Me interesa poner en duda el instante, salirme de la lógica del usar y tirar, y para eso hay que recuperar la dimensión narrativa que tiene el tiempo de la literatura. Renunciar a la memoria es tan negativo como despreciar el presente

Pero también exigencia. El respeto no puede confundirse con el tradicionalismo o con el valor hueco de las convenciones. Los clásicos se mantienen vivos cuando los lectores los miran con sus propios ojos, los hacen suyos. La virtud de un clásico es negarse a convertirse en un documento, mantener su actualidad, dar respuestas a las preguntas del presente. Si pierden su capacidad del diálogo con el presente, las clases se reducen a un documento histórico, algo que nos ayuda a comprender el pasado, pero que dice poco de los interrogantes sobre la condición humana en una sociedad. Me parece cierto eso de que cada escritor o cada lector reescriben la tradición, porque necesitan habitarla con sus propias inquietudes. La literatura es un ejercicio hospitalario, nace del hecho de la lectura y por eso el lector es tan importante como el autor. Habitamos con nuestra vida lo que han escrito los demás, y las palabras más hospitalarias son las palabras del clásico. Se van acumulando sedimentos. Es difícil hoy leer a Góngora sin tener en la mirada un poco la lectura que de él hicieron los poetas del 27. Las emociones que despierta ahora un cancionero popular son inseparables de Juan Ramón Jiménez o Rafael Alberti. La tradición es una ciudad en la que uno reconoce edificios, pero también habitantes.

Estoy preparando ahora una versión de La orestiada. Para sentir vivo el texto se necesita a veces reconocer las diferencias de mundo entre Esquilo y nosotros. No se trata de hacer un pastiche o una farsa, pero sí conviene tener en cuenta que hoy no tenemos tan claras las razones de Agamenón, que la gente civilizada está un poco hasta las narices de los dioses, que nadie debió matar a Ifigenia para calmar los vientos y que Clitemnestra no es tan mala como se supone. Poner del revés a Esquilo no tiene sentido, pero introducir el matiz de la propia mirada, exigirle al texto que comprenda el tiempo en el que vive, es lo que posibilita la vida de los clásicos.

¿Hay tensión entre historia y poesía?

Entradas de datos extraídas
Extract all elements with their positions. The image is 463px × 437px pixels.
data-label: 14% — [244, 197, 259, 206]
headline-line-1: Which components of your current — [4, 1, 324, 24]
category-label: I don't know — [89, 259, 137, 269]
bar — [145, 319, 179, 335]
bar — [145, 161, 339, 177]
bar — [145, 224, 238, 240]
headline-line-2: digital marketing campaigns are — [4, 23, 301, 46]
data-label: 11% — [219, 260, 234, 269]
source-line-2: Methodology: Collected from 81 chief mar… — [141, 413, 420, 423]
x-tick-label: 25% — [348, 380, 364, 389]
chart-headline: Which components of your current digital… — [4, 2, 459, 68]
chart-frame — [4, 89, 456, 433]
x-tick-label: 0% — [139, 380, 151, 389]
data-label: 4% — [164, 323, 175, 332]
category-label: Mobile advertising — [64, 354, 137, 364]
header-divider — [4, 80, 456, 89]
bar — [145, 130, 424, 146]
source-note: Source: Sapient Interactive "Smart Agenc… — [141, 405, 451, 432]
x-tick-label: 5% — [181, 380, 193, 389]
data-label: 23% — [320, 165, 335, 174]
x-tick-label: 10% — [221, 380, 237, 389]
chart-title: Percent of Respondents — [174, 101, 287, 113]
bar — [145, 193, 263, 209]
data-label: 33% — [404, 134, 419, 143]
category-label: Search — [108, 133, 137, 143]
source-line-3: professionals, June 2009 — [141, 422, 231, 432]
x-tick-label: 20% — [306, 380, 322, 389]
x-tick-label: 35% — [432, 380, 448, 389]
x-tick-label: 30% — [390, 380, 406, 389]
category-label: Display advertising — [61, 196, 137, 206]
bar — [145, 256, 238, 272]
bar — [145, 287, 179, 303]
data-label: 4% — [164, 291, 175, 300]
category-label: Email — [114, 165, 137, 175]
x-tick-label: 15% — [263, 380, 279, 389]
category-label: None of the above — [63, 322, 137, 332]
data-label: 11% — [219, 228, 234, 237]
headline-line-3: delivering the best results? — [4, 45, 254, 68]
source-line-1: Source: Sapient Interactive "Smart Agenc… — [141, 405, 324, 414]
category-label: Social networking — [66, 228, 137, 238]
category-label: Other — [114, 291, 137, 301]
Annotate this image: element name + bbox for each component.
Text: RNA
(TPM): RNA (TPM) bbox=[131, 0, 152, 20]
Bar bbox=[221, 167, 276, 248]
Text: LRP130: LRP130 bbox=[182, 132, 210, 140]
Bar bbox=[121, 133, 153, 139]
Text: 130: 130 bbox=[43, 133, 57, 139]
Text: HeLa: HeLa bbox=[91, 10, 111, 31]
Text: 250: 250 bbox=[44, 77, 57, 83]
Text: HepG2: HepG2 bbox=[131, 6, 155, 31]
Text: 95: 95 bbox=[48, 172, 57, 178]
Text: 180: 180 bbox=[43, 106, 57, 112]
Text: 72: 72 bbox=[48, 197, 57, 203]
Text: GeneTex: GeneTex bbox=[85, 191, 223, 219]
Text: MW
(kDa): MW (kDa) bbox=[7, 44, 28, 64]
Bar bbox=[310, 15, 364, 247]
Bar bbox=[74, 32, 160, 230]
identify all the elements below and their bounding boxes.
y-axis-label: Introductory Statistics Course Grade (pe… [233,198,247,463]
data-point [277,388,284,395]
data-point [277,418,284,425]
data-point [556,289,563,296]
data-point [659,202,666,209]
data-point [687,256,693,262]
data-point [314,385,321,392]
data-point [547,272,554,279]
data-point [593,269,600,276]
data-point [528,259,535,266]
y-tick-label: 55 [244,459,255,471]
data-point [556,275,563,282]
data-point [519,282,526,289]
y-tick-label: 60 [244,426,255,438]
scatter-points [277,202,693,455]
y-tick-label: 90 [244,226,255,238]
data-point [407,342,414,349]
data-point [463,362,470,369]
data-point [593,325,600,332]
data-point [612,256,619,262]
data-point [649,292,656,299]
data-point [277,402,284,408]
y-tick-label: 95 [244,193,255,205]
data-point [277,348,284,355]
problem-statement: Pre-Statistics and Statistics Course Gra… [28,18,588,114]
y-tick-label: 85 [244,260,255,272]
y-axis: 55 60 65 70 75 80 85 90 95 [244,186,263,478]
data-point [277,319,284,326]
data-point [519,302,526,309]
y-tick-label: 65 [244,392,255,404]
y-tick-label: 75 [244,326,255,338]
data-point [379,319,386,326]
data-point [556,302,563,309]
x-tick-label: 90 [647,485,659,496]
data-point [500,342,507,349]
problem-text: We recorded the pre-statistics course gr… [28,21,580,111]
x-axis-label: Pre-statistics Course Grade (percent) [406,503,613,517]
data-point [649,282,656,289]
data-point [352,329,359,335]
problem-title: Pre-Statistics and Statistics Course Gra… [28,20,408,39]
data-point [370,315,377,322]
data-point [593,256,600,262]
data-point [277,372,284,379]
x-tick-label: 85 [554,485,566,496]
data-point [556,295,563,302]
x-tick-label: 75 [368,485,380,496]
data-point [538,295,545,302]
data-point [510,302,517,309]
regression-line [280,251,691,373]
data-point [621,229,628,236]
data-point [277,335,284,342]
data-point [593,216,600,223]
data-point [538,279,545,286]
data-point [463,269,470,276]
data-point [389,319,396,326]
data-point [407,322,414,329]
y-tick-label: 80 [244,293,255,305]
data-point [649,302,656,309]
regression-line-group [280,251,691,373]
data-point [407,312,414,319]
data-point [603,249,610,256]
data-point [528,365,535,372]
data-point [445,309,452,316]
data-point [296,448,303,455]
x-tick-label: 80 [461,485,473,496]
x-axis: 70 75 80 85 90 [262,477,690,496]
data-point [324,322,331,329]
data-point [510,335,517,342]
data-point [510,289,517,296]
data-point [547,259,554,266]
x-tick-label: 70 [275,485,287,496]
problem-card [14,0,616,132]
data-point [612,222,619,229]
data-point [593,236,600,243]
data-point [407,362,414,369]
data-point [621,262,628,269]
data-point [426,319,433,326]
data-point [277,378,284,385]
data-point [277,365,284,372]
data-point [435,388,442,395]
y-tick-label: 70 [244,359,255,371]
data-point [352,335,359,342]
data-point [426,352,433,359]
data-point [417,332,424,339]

» Consigna de trabajo 1
Según el fragmento seleccionado, ¿cuáles son las palabras más hospitalarias?
» Consigna de trabajo 2
Transcribe el pasaje del fragmento seleccionado que comienza con "Estoy preparando ahora" y continúa hasta "historia y poesía?".
Los datos son un material independiente del fragmento seleccionado.

» Respuesta esperada 1
Las palabras del clásico.

» Respuesta esperada 2
Estoy preparando ahora una versión de La orestiada. Para sentir vivo el texto se necesita a veces reconocer las diferencias de mundo entre Esquilo y nosotros. No se trata de hacer un pastiche o una farsa, pero sí conviene tener en cuenta que hoy no tenemos tan claras las razones de Agamenón, que la gente civilizada está un poco hasta las narices de los dioses, que nadie debió matar a Ifigenia para calmar los vientos y que Clitemnestra no es tan mala como se supone. Poner del revés a Esquilo no tiene sentido, pero introducir el matiz de la propia mirada, exigirle al texto que comprenda el tiempo en el que vive, es lo que posibilita la vida de los clásicos.

¿Hay tensión entre historia y poesía?